TASK STATEMENT
Every entry must be repeated exactly. Exclude all pictures.
─── MATERIALS PROVIDED
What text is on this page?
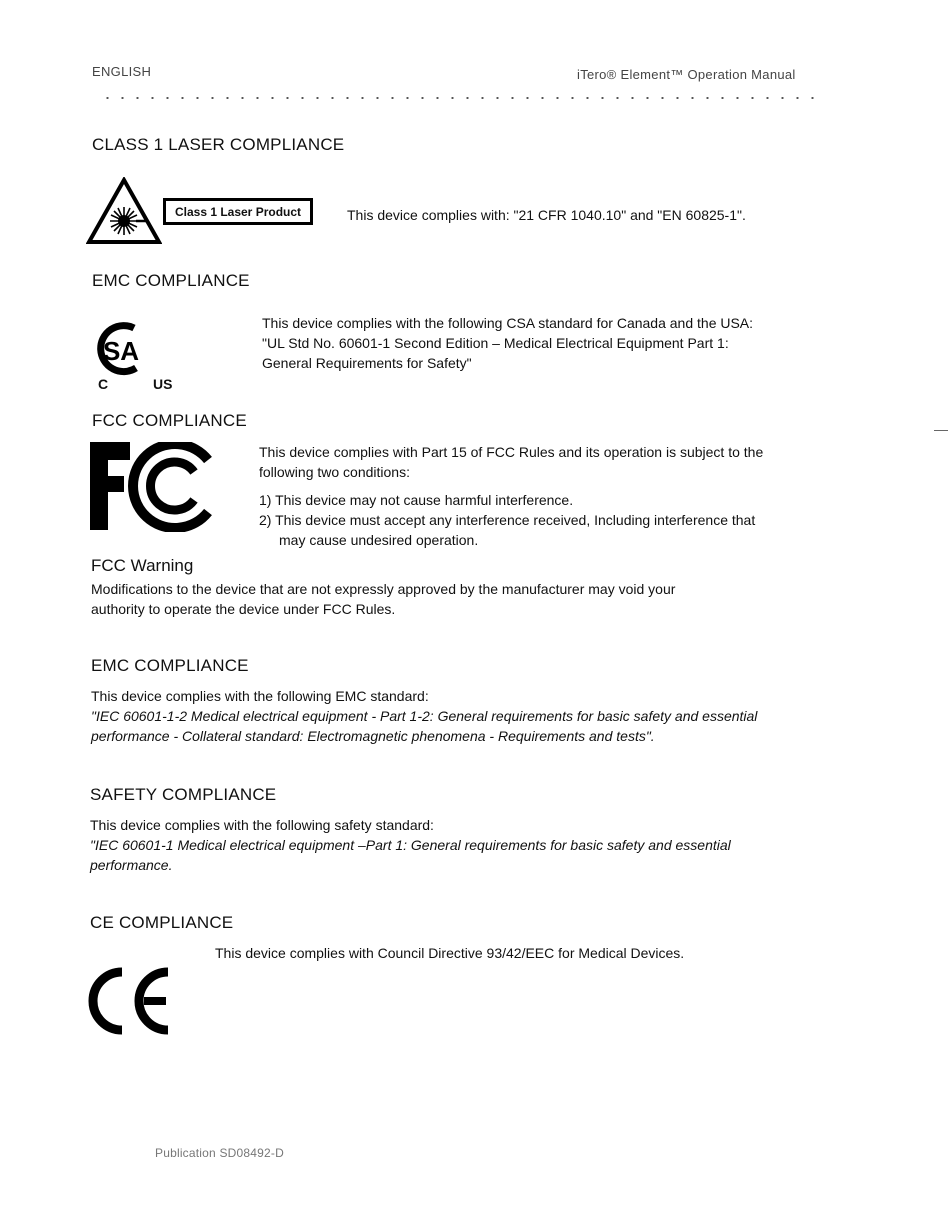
ENGLISH	iTero® Element™ Operation Manual
CLASS 1 LASER COMPLIANCE
Class 1 Laser Product	This device complies with: "21 CFR 1040.10" and "EN 60825-1".
EMC COMPLIANCE
SA
C	US
This device complies with the following CSA standard for Canada and the USA:
"UL Std No. 60601-1 Second Edition – Medical Electrical Equipment Part 1:
General Requirements for Safety"
FCC COMPLIANCE
This device complies with Part 15 of FCC Rules and its operation is subject to the
following two conditions:
1) This device may not cause harmful interference.
2) This device must accept any interference received, Including interference that
may cause undesired operation.
FCC Warning
Modifications to the device that are not expressly approved by the manufacturer may void your
authority to operate the device under FCC Rules.
EMC COMPLIANCE
This device complies with the following EMC standard:
"IEC 60601-1-2 Medical electrical equipment - Part 1-2: General requirements for basic safety and essential
performance - Collateral standard: Electromagnetic phenomena - Requirements and tests".
SAFETY COMPLIANCE
This device complies with the following safety standard:
"IEC 60601-1 Medical electrical equipment –Part 1: General requirements for basic safety and essential
performance.
CE COMPLIANCE
This device complies with Council Directive 93/42/EEC for Medical Devices.
Publication SD08492-D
──────
OUTPUT FOR THIS TASK
What text is on this page?
ENGLISH	iTero® Element™ Operation Manual
CLASS 1 LASER COMPLIANCE
Class 1 Laser Product	This device complies with: "21 CFR 1040.10" and "EN 60825-1".
EMC COMPLIANCE
SA
C	US
This device complies with the following CSA standard for Canada and the USA:
"UL Std No. 60601-1 Second Edition – Medical Electrical Equipment Part 1:
General Requirements for Safety"
FCC COMPLIANCE
This device complies with Part 15 of FCC Rules and its operation is subject to the
following two conditions:
1) This device may not cause harmful interference.
2) This device must accept any interference received, Including interference that
may cause undesired operation.
FCC Warning
Modifications to the device that are not expressly approved by the manufacturer may void your
authority to operate the device under FCC Rules.
EMC COMPLIANCE
This device complies with the following EMC standard:
"IEC 60601-1-2 Medical electrical equipment - Part 1-2: General requirements for basic safety and essential
performance - Collateral standard: Electromagnetic phenomena - Requirements and tests".
SAFETY COMPLIANCE
This device complies with the following safety standard:
"IEC 60601-1 Medical electrical equipment –Part 1: General requirements for basic safety and essential
performance.
CE COMPLIANCE
This device complies with Council Directive 93/42/EEC for Medical Devices.
Publication SD08492-D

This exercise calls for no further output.